Written task |
Every entry must be given again exactly.

-*-

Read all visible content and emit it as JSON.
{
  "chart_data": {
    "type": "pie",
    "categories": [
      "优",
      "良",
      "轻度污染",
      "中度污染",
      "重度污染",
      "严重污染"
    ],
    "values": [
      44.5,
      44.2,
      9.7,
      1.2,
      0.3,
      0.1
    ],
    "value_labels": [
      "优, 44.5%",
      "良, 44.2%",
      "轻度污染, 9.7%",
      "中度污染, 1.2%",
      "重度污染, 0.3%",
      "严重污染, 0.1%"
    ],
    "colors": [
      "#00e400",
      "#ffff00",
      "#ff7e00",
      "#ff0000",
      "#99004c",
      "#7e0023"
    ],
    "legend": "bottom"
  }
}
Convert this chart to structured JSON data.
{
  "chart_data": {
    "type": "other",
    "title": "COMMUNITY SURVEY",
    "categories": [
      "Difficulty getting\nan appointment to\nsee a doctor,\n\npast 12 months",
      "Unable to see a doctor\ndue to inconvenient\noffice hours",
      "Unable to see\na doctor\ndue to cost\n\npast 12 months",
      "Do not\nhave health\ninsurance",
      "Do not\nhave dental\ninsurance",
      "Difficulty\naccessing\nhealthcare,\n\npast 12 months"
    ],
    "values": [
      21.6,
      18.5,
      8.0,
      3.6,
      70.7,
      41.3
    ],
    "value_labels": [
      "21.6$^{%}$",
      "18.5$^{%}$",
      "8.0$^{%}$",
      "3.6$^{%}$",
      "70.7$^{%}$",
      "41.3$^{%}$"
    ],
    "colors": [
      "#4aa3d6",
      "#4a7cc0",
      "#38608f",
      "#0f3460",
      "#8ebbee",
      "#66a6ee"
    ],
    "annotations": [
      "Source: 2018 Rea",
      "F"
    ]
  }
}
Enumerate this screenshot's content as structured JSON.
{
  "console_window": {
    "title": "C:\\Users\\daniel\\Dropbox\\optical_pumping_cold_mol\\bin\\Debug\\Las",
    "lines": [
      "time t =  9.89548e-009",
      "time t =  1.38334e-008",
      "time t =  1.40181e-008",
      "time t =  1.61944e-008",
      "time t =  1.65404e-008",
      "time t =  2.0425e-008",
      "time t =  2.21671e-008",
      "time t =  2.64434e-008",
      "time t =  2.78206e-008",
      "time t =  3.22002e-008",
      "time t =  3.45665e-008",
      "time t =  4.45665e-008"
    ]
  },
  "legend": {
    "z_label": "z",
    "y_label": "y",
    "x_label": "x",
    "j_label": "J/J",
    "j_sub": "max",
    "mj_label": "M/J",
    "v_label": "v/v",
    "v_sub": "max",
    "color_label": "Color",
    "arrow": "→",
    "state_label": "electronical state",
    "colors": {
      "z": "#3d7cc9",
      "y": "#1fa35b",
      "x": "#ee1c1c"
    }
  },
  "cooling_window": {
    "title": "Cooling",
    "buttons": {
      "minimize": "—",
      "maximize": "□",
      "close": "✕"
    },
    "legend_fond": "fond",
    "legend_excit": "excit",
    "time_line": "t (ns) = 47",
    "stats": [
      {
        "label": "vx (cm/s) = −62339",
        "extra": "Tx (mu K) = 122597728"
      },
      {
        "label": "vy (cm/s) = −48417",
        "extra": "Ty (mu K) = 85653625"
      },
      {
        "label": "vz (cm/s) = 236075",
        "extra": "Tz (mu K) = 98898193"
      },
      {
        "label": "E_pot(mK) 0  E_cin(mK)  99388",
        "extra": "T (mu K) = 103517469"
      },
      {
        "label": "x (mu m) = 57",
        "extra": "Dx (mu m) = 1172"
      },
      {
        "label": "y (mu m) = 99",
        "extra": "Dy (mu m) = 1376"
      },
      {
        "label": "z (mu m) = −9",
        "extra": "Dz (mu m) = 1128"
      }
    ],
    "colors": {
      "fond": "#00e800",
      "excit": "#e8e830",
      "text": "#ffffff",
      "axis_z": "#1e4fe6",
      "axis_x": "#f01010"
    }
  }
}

-*-

The solution |
Read all visible content and emit it as JSON.
{
  "chart_data": {
    "type": "pie",
    "categories": [
      "优",
      "良",
      "轻度污染",
      "中度污染",
      "重度污染",
      "严重污染"
    ],
    "values": [
      44.5,
      44.2,
      9.7,
      1.2,
      0.3,
      0.1
    ],
    "value_labels": [
      "优, 44.5%",
      "良, 44.2%",
      "轻度污染, 9.7%",
      "中度污染, 1.2%",
      "重度污染, 0.3%",
      "严重污染, 0.1%"
    ],
    "colors": [
      "#00e400",
      "#ffff00",
      "#ff7e00",
      "#ff0000",
      "#99004c",
      "#7e0023"
    ],
    "legend": "bottom"
  }
}
Convert this chart to structured JSON data.
{
  "chart_data": {
    "type": "other",
    "title": "COMMUNITY SURVEY",
    "categories": [
      "Difficulty getting\nan appointment to\nsee a doctor,\n\npast 12 months",
      "Unable to see a doctor\ndue to inconvenient\noffice hours",
      "Unable to see\na doctor\ndue to cost\n\npast 12 months",
      "Do not\nhave health\ninsurance",
      "Do not\nhave dental\ninsurance",
      "Difficulty\naccessing\nhealthcare,\n\npast 12 months"
    ],
    "values": [
      21.6,
      18.5,
      8.0,
      3.6,
      70.7,
      41.3
    ],
    "value_labels": [
      "21.6$^{%}$",
      "18.5$^{%}$",
      "8.0$^{%}$",
      "3.6$^{%}$",
      "70.7$^{%}$",
      "41.3$^{%}$"
    ],
    "colors": [
      "#4aa3d6",
      "#4a7cc0",
      "#38608f",
      "#0f3460",
      "#8ebbee",
      "#66a6ee"
    ],
    "annotations": [
      "Source: 2018 Rea",
      "F"
    ]
  }
}
Enumerate this screenshot's content as structured JSON.
{
  "console_window": {
    "title": "C:\\Users\\daniel\\Dropbox\\optical_pumping_cold_mol\\bin\\Debug\\Las",
    "lines": [
      "time t =  9.89548e-009",
      "time t =  1.38334e-008",
      "time t =  1.40181e-008",
      "time t =  1.61944e-008",
      "time t =  1.65404e-008",
      "time t =  2.0425e-008",
      "time t =  2.21671e-008",
      "time t =  2.64434e-008",
      "time t =  2.78206e-008",
      "time t =  3.22002e-008",
      "time t =  3.45665e-008",
      "time t =  4.45665e-008"
    ]
  },
  "legend": {
    "z_label": "z",
    "y_label": "y",
    "x_label": "x",
    "j_label": "J/J",
    "j_sub": "max",
    "mj_label": "M/J",
    "v_label": "v/v",
    "v_sub": "max",
    "color_label": "Color",
    "arrow": "→",
    "state_label": "electronical state",
    "colors": {
      "z": "#3d7cc9",
      "y": "#1fa35b",
      "x": "#ee1c1c"
    }
  },
  "cooling_window": {
    "title": "Cooling",
    "buttons": {
      "minimize": "—",
      "maximize": "□",
      "close": "✕"
    },
    "legend_fond": "fond",
    "legend_excit": "excit",
    "time_line": "t (ns) = 47",
    "stats": [
      {
        "label": "vx (cm/s) = −62339",
        "extra": "Tx (mu K) = 122597728"
      },
      {
        "label": "vy (cm/s) = −48417",
        "extra": "Ty (mu K) = 85653625"
      },
      {
        "label": "vz (cm/s) = 236075",
        "extra": "Tz (mu K) = 98898193"
      },
      {
        "label": "E_pot(mK) 0  E_cin(mK)  99388",
        "extra": "T (mu K) = 103517469"
      },
      {
        "label": "x (mu m) = 57",
        "extra": "Dx (mu m) = 1172"
      },
      {
        "label": "y (mu m) = 99",
        "extra": "Dy (mu m) = 1376"
      },
      {
        "label": "z (mu m) = −9",
        "extra": "Dz (mu m) = 1128"
      }
    ],
    "colors": {
      "fond": "#00e800",
      "excit": "#e8e830",
      "text": "#ffffff",
      "axis_z": "#1e4fe6",
      "axis_x": "#f01010"
    }
  }
}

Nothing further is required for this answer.